■ Exercise directions ■
Here are some records. Copy each one exactly.

■ Task material ■
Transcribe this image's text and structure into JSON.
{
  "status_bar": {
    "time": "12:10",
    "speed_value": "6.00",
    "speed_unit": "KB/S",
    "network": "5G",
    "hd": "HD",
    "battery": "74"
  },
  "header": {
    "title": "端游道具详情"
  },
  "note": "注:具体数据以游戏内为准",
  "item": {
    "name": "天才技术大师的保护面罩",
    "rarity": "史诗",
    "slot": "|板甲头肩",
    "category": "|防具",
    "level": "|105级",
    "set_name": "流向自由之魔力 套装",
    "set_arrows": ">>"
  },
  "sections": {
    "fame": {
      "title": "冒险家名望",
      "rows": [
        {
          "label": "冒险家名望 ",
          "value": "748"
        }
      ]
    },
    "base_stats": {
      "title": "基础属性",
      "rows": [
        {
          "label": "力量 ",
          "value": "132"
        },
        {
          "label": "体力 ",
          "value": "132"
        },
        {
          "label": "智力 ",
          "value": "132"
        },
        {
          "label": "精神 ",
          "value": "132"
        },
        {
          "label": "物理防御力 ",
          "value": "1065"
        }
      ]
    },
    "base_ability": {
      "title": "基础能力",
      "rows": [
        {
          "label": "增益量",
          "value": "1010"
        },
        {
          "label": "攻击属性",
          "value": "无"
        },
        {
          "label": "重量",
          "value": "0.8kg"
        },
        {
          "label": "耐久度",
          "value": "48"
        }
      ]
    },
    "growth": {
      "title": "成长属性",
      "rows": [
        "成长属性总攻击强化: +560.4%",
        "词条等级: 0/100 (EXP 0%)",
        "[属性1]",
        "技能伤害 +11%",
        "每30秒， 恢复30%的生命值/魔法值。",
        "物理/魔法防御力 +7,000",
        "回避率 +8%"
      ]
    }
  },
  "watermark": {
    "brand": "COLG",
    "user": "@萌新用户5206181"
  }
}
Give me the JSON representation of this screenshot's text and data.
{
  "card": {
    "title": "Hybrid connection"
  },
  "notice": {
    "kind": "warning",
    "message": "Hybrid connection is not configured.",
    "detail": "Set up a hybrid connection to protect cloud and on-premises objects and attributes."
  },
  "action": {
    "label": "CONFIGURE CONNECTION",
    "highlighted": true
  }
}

■ The completed task ■
Transcribe this image's text and structure into JSON.
{
  "status_bar": {
    "time": "12:10",
    "speed_value": "6.00",
    "speed_unit": "KB/S",
    "network": "5G",
    "hd": "HD",
    "battery": "74"
  },
  "header": {
    "title": "端游道具详情"
  },
  "note": "注:具体数据以游戏内为准",
  "item": {
    "name": "天才技术大师的保护面罩",
    "rarity": "史诗",
    "slot": "|板甲头肩",
    "category": "|防具",
    "level": "|105级",
    "set_name": "流向自由之魔力 套装",
    "set_arrows": ">>"
  },
  "sections": {
    "fame": {
      "title": "冒险家名望",
      "rows": [
        {
          "label": "冒险家名望 ",
          "value": "748"
        }
      ]
    },
    "base_stats": {
      "title": "基础属性",
      "rows": [
        {
          "label": "力量 ",
          "value": "132"
        },
        {
          "label": "体力 ",
          "value": "132"
        },
        {
          "label": "智力 ",
          "value": "132"
        },
        {
          "label": "精神 ",
          "value": "132"
        },
        {
          "label": "物理防御力 ",
          "value": "1065"
        }
      ]
    },
    "base_ability": {
      "title": "基础能力",
      "rows": [
        {
          "label": "增益量",
          "value": "1010"
        },
        {
          "label": "攻击属性",
          "value": "无"
        },
        {
          "label": "重量",
          "value": "0.8kg"
        },
        {
          "label": "耐久度",
          "value": "48"
        }
      ]
    },
    "growth": {
      "title": "成长属性",
      "rows": [
        "成长属性总攻击强化: +560.4%",
        "词条等级: 0/100 (EXP 0%)",
        "[属性1]",
        "技能伤害 +11%",
        "每30秒， 恢复30%的生命值/魔法值。",
        "物理/魔法防御力 +7,000",
        "回避率 +8%"
      ]
    }
  },
  "watermark": {
    "brand": "COLG",
    "user": "@萌新用户5206181"
  }
}
Give me the JSON representation of this screenshot's text and data.
{
  "card": {
    "title": "Hybrid connection"
  },
  "notice": {
    "kind": "warning",
    "message": "Hybrid connection is not configured.",
    "detail": "Set up a hybrid connection to protect cloud and on-premises objects and attributes."
  },
  "action": {
    "label": "CONFIGURE CONNECTION",
    "highlighted": true
  }
}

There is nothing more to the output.